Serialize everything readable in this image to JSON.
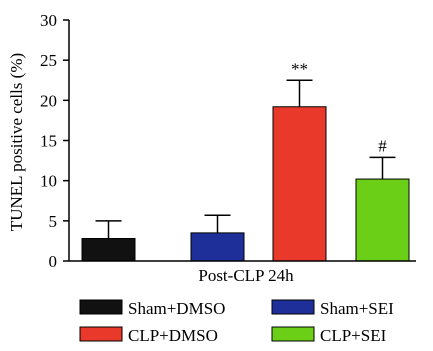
{
  "chart_data": {
    "type": "bar",
    "ylabel": "TUNEL positive cells (%)",
    "xlabel": "Post-CLP 24h",
    "ylim": [
      0,
      30
    ],
    "yticks": [
      0,
      5,
      10,
      15,
      20,
      25,
      30
    ],
    "grid": false,
    "legend_position": "bottom",
    "categories": [
      "Sham+DMSO",
      "Sham+SEI",
      "CLP+DMSO",
      "CLP+SEI"
    ],
    "values": [
      2.8,
      3.5,
      19.2,
      10.2
    ],
    "errors": [
      2.2,
      2.2,
      3.3,
      2.7
    ],
    "annotations": [
      "",
      "",
      "**",
      "#"
    ],
    "colors": [
      "#111111",
      "#1e2f9a",
      "#e8392b",
      "#6ccf17"
    ]
  }
}
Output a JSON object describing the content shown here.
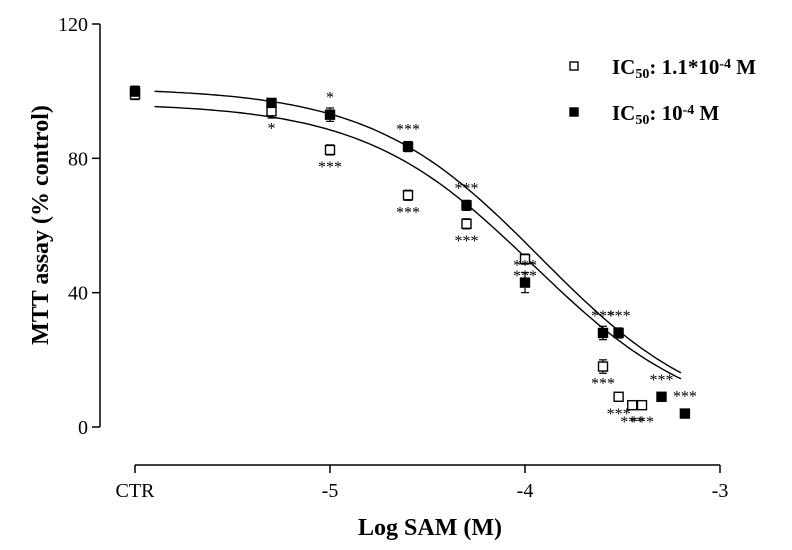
{
  "chart_data": {
    "type": "scatter",
    "xlabel": "Log SAM (M)",
    "ylabel": "MTT assay (% control)",
    "ylim": [
      0,
      120
    ],
    "yticks": [
      0,
      40,
      80,
      120
    ],
    "xlim": [
      -5.9,
      -3
    ],
    "xtick_labels": [
      "CTR",
      "-5",
      "-4",
      "-3"
    ],
    "grid": false,
    "legend_position": "top-right",
    "series": [
      {
        "legend": "IC50: 1.1*10-4 M",
        "legend_parts": {
          "base": "IC",
          "sub": "50",
          "mid": ": 1.1*10",
          "sup": "-4",
          "tail": " M"
        },
        "marker": "open-square",
        "ic50": 0.00011,
        "fit": {
          "top": 96.5,
          "bottom": 0,
          "logIC50": -3.958
        },
        "points": [
          {
            "x": "CTR",
            "y": 99,
            "err": 1.5,
            "sig": ""
          },
          {
            "x": -5.3,
            "y": 94,
            "err": 2,
            "sig": "*"
          },
          {
            "x": -5.0,
            "y": 82.5,
            "err": 1.5,
            "sig": "***"
          },
          {
            "x": -4.6,
            "y": 69,
            "err": 1.5,
            "sig": "***"
          },
          {
            "x": -4.3,
            "y": 60.5,
            "err": 1.5,
            "sig": "***"
          },
          {
            "x": -4.0,
            "y": 50,
            "err": 1.5,
            "sig": "***"
          },
          {
            "x": -3.6,
            "y": 18,
            "err": 2,
            "sig": "***"
          },
          {
            "x": -3.52,
            "y": 9,
            "err": 0.5,
            "sig": "***"
          },
          {
            "x": -3.45,
            "y": 6.5,
            "err": 0.5,
            "sig": "***"
          },
          {
            "x": -3.4,
            "y": 6.5,
            "err": 0.5,
            "sig": "***"
          }
        ]
      },
      {
        "legend": "IC50: 10-4 M",
        "legend_parts": {
          "base": "IC",
          "sub": "50",
          "mid": ": 10",
          "sup": "-4",
          "tail": " M"
        },
        "marker": "filled-square",
        "ic50": 0.0001,
        "fit": {
          "top": 101,
          "bottom": 0,
          "logIC50": -3.922
        },
        "points": [
          {
            "x": "CTR",
            "y": 100,
            "err": 1.5,
            "sig": ""
          },
          {
            "x": -5.3,
            "y": 96.5,
            "err": 1,
            "sig": ""
          },
          {
            "x": -5.0,
            "y": 93,
            "err": 2,
            "sig": "*"
          },
          {
            "x": -4.6,
            "y": 83.5,
            "err": 1.5,
            "sig": "***"
          },
          {
            "x": -4.3,
            "y": 66,
            "err": 1.5,
            "sig": "***"
          },
          {
            "x": -4.0,
            "y": 43,
            "err": 3,
            "sig": "***"
          },
          {
            "x": -3.6,
            "y": 28,
            "err": 2,
            "sig": "***"
          },
          {
            "x": -3.52,
            "y": 28,
            "err": 1.5,
            "sig": "***"
          },
          {
            "x": -3.3,
            "y": 9,
            "err": 1,
            "sig": "***"
          },
          {
            "x": -3.18,
            "y": 4,
            "err": 0.5,
            "sig": "***"
          }
        ]
      }
    ]
  }
}
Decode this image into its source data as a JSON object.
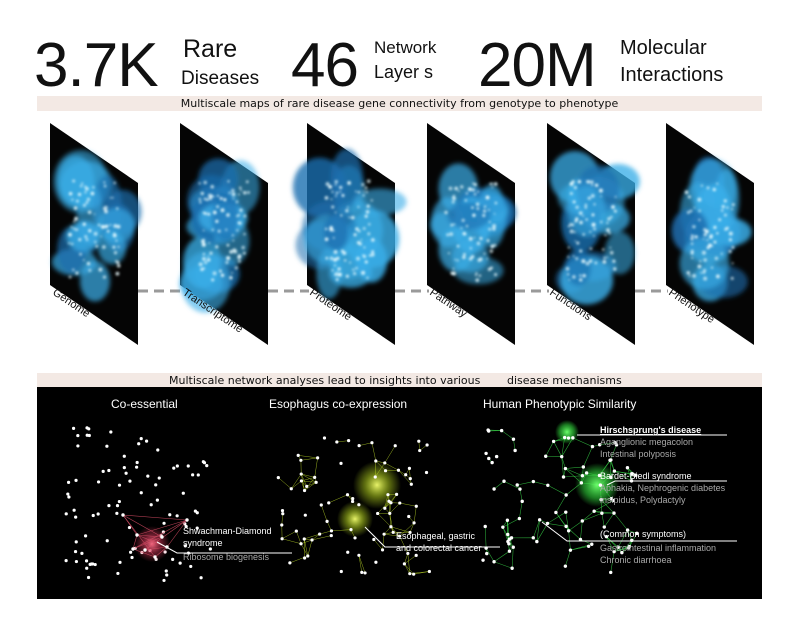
{
  "header": {
    "stat1": {
      "value": "3.7K",
      "label_line1": "Rare",
      "label_line2": "Diseases"
    },
    "stat2": {
      "value": "46",
      "label_line1": "Network",
      "label_line2": "Layer s"
    },
    "stat3": {
      "value": "20M",
      "label_line1": "Molecular",
      "label_line2": "Interactions"
    }
  },
  "band1": "Multiscale maps of rare disease gene connectivity from genotype to phenotype",
  "layers": [
    "Genome",
    "Transcriptome",
    "Proteome",
    "Pathway",
    "Functions",
    "Phenotype"
  ],
  "band2_left": "Multiscale network analyses lead to insights into various",
  "band2_right": "disease mechanisms",
  "panels": {
    "coessential": {
      "title": "Co-essential",
      "ann_line1": "Shwachman-Diamond",
      "ann_line2": "syndrome",
      "ann_sub": "Ribosome biogenesis"
    },
    "esophagus": {
      "title": "Esophagus co-expression",
      "ann_line1": "Esophageal, gastric",
      "ann_line2": "and colorectal cancer"
    },
    "phenotypic": {
      "title": "Human Phenotypic Similarity",
      "d1_title": "Hirschsprung's disease",
      "d1_l1": "Aganglionic megacolon",
      "d1_l2": "Intestinal polyposis",
      "d2_title": "Bardet-Biedl syndrome",
      "d2_l1": "Aphakia, Nephrogenic diabetes",
      "d2_l2": "insipidus, Polydactyly",
      "d3_title": "(Common symptoms)",
      "d3_l1": "Gastrointestinal inflammation",
      "d3_l2": "Chronic diarrhoea"
    }
  },
  "colors": {
    "band_bg": "#f3e9e4",
    "layer_blue": "#3aaee8",
    "coessential_accent": "#e0506a",
    "esophagus_accent": "#c8e62a",
    "phenotype_accent": "#39d84a"
  }
}
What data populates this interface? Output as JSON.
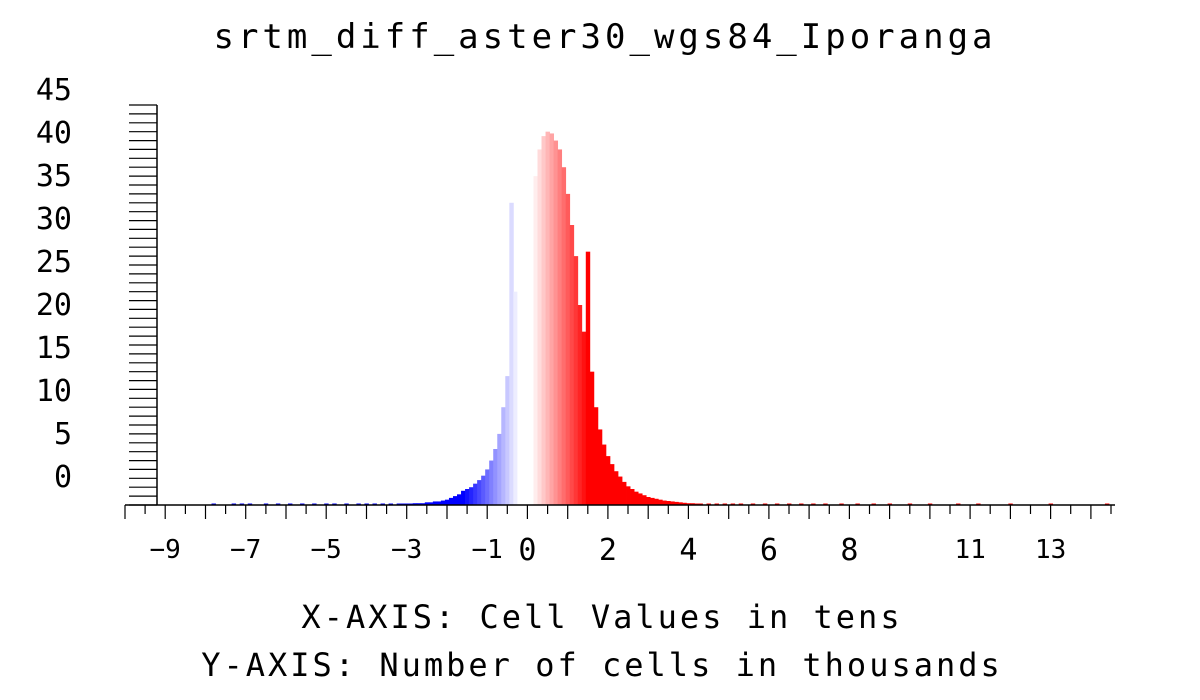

* * * * * * *

**TASK OBJECTIVE:** In the data above, which lines include "into"? Return those lines.

**SOLUTION:**
Decode this image into its source data as a JSON object.
  "band2_left": "Multiscale network analyses lead to insights into various",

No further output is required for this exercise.